▶ _TASK OBJECTIVE_
Return the listing below in full, with every line exactly as it is.

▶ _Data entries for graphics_
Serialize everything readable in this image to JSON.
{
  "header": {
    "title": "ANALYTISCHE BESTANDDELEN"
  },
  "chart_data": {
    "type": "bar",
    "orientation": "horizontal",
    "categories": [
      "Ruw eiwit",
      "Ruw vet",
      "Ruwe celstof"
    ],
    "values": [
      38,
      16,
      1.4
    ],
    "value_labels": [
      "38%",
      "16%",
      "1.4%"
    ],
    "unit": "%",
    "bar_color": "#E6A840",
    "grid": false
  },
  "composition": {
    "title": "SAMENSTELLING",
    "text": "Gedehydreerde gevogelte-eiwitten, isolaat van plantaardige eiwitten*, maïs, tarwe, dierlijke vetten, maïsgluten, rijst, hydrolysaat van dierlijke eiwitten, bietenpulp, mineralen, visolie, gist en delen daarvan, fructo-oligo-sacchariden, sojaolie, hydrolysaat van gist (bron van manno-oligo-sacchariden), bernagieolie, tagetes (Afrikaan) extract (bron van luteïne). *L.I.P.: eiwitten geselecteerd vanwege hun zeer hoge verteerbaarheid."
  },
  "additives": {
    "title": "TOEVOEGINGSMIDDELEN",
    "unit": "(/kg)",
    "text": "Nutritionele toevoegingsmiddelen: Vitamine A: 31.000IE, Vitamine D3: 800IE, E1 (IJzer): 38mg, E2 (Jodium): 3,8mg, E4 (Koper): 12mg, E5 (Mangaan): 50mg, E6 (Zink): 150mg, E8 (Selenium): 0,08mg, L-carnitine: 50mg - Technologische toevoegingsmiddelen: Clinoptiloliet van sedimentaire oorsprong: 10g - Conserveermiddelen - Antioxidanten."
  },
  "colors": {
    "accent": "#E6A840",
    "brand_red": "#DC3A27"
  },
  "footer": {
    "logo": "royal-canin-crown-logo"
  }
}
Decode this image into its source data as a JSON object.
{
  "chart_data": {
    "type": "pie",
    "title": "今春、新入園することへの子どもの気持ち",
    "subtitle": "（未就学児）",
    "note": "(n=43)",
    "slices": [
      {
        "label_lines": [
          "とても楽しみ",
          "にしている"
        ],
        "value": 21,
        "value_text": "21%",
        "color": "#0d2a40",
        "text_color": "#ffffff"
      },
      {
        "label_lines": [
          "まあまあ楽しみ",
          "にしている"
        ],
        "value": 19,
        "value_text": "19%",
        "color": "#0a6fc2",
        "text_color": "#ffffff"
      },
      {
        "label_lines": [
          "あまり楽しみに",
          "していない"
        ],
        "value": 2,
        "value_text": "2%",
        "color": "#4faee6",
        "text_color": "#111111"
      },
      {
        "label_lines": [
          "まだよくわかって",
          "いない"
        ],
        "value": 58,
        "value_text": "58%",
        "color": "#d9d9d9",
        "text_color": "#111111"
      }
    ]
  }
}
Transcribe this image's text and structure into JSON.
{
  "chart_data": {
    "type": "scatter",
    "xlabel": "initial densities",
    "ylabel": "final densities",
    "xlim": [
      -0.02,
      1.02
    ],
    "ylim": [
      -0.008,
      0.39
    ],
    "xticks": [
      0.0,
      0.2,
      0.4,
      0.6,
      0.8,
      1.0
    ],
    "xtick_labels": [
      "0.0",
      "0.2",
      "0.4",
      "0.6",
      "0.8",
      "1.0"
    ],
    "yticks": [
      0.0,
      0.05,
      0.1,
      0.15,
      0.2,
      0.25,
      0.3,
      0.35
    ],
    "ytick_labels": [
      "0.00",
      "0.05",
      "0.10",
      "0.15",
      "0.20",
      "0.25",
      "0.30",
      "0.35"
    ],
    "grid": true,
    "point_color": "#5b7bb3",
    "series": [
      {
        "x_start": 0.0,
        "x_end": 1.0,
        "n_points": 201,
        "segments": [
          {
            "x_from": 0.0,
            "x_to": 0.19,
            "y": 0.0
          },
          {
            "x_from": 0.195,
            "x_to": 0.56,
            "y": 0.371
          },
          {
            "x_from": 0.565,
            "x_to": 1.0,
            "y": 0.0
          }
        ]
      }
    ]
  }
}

▶ _FINAL RESULT_
Serialize everything readable in this image to JSON.
{
  "header": {
    "title": "ANALYTISCHE BESTANDDELEN"
  },
  "chart_data": {
    "type": "bar",
    "orientation": "horizontal",
    "categories": [
      "Ruw eiwit",
      "Ruw vet",
      "Ruwe celstof"
    ],
    "values": [
      38,
      16,
      1.4
    ],
    "value_labels": [
      "38%",
      "16%",
      "1.4%"
    ],
    "unit": "%",
    "bar_color": "#E6A840",
    "grid": false
  },
  "composition": {
    "title": "SAMENSTELLING",
    "text": "Gedehydreerde gevogelte-eiwitten, isolaat van plantaardige eiwitten*, maïs, tarwe, dierlijke vetten, maïsgluten, rijst, hydrolysaat van dierlijke eiwitten, bietenpulp, mineralen, visolie, gist en delen daarvan, fructo-oligo-sacchariden, sojaolie, hydrolysaat van gist (bron van manno-oligo-sacchariden), bernagieolie, tagetes (Afrikaan) extract (bron van luteïne). *L.I.P.: eiwitten geselecteerd vanwege hun zeer hoge verteerbaarheid."
  },
  "additives": {
    "title": "TOEVOEGINGSMIDDELEN",
    "unit": "(/kg)",
    "text": "Nutritionele toevoegingsmiddelen: Vitamine A: 31.000IE, Vitamine D3: 800IE, E1 (IJzer): 38mg, E2 (Jodium): 3,8mg, E4 (Koper): 12mg, E5 (Mangaan): 50mg, E6 (Zink): 150mg, E8 (Selenium): 0,08mg, L-carnitine: 50mg - Technologische toevoegingsmiddelen: Clinoptiloliet van sedimentaire oorsprong: 10g - Conserveermiddelen - Antioxidanten."
  },
  "colors": {
    "accent": "#E6A840",
    "brand_red": "#DC3A27"
  },
  "footer": {
    "logo": "royal-canin-crown-logo"
  }
}
Decode this image into its source data as a JSON object.
{
  "chart_data": {
    "type": "pie",
    "title": "今春、新入園することへの子どもの気持ち",
    "subtitle": "（未就学児）",
    "note": "(n=43)",
    "slices": [
      {
        "label_lines": [
          "とても楽しみ",
          "にしている"
        ],
        "value": 21,
        "value_text": "21%",
        "color": "#0d2a40",
        "text_color": "#ffffff"
      },
      {
        "label_lines": [
          "まあまあ楽しみ",
          "にしている"
        ],
        "value": 19,
        "value_text": "19%",
        "color": "#0a6fc2",
        "text_color": "#ffffff"
      },
      {
        "label_lines": [
          "あまり楽しみに",
          "していない"
        ],
        "value": 2,
        "value_text": "2%",
        "color": "#4faee6",
        "text_color": "#111111"
      },
      {
        "label_lines": [
          "まだよくわかって",
          "いない"
        ],
        "value": 58,
        "value_text": "58%",
        "color": "#d9d9d9",
        "text_color": "#111111"
      }
    ]
  }
}
Transcribe this image's text and structure into JSON.
{
  "chart_data": {
    "type": "scatter",
    "xlabel": "initial densities",
    "ylabel": "final densities",
    "xlim": [
      -0.02,
      1.02
    ],
    "ylim": [
      -0.008,
      0.39
    ],
    "xticks": [
      0.0,
      0.2,
      0.4,
      0.6,
      0.8,
      1.0
    ],
    "xtick_labels": [
      "0.0",
      "0.2",
      "0.4",
      "0.6",
      "0.8",
      "1.0"
    ],
    "yticks": [
      0.0,
      0.05,
      0.1,
      0.15,
      0.2,
      0.25,
      0.3,
      0.35
    ],
    "ytick_labels": [
      "0.00",
      "0.05",
      "0.10",
      "0.15",
      "0.20",
      "0.25",
      "0.30",
      "0.35"
    ],
    "grid": true,
    "point_color": "#5b7bb3",
    "series": [
      {
        "x_start": 0.0,
        "x_end": 1.0,
        "n_points": 201,
        "segments": [
          {
            "x_from": 0.0,
            "x_to": 0.19,
            "y": 0.0
          },
          {
            "x_from": 0.195,
            "x_to": 0.56,
            "y": 0.371
          },
          {
            "x_from": 0.565,
            "x_to": 1.0,
            "y": 0.0
          }
        ]
      }
    ]
  }
}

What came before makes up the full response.